(Saved entries)

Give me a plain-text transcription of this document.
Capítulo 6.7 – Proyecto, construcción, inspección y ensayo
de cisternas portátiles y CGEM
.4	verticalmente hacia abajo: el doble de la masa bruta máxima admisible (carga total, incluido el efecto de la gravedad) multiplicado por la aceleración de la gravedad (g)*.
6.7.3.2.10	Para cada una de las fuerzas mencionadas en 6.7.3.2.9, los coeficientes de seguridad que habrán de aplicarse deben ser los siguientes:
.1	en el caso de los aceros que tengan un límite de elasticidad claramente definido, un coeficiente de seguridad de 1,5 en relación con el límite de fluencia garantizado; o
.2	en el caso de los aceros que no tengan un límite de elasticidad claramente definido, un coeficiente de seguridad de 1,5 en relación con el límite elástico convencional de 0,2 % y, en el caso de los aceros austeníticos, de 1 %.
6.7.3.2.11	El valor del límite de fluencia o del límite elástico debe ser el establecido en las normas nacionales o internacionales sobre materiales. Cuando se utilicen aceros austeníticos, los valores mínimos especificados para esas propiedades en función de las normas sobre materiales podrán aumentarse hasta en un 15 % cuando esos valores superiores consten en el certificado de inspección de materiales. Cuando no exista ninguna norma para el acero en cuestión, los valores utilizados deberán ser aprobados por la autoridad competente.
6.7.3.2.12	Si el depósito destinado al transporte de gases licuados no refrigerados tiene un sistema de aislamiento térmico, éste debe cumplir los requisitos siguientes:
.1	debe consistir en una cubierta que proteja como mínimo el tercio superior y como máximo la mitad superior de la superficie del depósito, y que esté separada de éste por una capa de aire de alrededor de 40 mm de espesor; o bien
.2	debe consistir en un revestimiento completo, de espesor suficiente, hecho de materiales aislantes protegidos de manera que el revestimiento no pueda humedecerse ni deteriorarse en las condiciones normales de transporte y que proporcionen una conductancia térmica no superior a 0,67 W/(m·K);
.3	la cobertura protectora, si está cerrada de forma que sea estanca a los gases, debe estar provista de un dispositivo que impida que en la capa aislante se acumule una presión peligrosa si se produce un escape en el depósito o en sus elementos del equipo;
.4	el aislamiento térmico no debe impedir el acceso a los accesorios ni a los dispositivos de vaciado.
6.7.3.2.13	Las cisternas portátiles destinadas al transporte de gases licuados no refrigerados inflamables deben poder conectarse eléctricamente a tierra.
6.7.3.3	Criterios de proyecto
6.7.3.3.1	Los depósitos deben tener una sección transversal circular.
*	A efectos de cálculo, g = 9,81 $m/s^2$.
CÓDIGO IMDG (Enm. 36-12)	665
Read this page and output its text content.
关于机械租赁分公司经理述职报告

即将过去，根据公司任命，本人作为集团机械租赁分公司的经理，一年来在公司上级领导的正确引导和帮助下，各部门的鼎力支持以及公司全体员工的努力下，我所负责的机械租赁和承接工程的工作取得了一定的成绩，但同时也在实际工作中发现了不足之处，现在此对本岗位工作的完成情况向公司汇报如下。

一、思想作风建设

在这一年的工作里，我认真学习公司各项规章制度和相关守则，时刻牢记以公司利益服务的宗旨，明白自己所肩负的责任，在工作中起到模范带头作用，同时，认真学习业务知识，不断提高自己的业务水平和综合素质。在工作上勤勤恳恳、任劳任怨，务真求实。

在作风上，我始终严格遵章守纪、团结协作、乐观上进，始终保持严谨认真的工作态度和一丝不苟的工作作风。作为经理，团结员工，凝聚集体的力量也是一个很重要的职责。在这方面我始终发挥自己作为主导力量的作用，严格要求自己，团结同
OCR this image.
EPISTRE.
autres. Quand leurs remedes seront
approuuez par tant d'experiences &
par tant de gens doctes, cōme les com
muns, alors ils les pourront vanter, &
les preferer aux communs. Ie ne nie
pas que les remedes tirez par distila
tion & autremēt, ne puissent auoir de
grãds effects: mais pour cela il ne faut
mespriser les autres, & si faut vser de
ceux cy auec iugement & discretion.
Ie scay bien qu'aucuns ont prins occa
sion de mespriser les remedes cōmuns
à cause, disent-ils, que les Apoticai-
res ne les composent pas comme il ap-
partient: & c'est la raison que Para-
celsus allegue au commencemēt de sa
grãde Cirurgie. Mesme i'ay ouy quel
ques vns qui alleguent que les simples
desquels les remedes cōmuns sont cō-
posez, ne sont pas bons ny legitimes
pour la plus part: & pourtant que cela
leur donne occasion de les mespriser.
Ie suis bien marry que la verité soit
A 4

Problem requirements: Copy exactly, word for word, the line with "Read this page and output its text content." through the final line of the listing.

Solution to this task:
Read this page and output its text content.
关于机械租赁分公司经理述职报告

即将过去，根据公司任命，本人作为集团机械租赁分公司的经理，一年来在公司上级领导的正确引导和帮助下，各部门的鼎力支持以及公司全体员工的努力下，我所负责的机械租赁和承接工程的工作取得了一定的成绩，但同时也在实际工作中发现了不足之处，现在此对本岗位工作的完成情况向公司汇报如下。

一、思想作风建设

在这一年的工作里，我认真学习公司各项规章制度和相关守则，时刻牢记以公司利益服务的宗旨，明白自己所肩负的责任，在工作中起到模范带头作用，同时，认真学习业务知识，不断提高自己的业务水平和综合素质。在工作上勤勤恳恳、任劳任怨，务真求实。

在作风上，我始终严格遵章守纪、团结协作、乐观上进，始终保持严谨认真的工作态度和一丝不苟的工作作风。作为经理，团结员工，凝聚集体的力量也是一个很重要的职责。在这方面我始终发挥自己作为主导力量的作用，严格要求自己，团结同
OCR this image.
EPISTRE.
autres. Quand leurs remedes seront
approuuez par tant d'experiences &
par tant de gens doctes, cōme les com
muns, alors ils les pourront vanter, &
les preferer aux communs. Ie ne nie
pas que les remedes tirez par distila
tion & autremēt, ne puissent auoir de
grãds effects: mais pour cela il ne faut
mespriser les autres, & si faut vser de
ceux cy auec iugement & discretion.
Ie scay bien qu'aucuns ont prins occa
sion de mespriser les remedes cōmuns
à cause, disent-ils, que les Apoticai-
res ne les composent pas comme il ap-
partient: & c'est la raison que Para-
celsus allegue au commencemēt de sa
grãde Cirurgie. Mesme i'ay ouy quel
ques vns qui alleguent que les simples
desquels les remedes cōmuns sont cō-
posez, ne sont pas bons ny legitimes
pour la plus part: & pourtant que cela
leur donne occasion de les mespriser.
Ie suis bien marry que la verité soit
A 4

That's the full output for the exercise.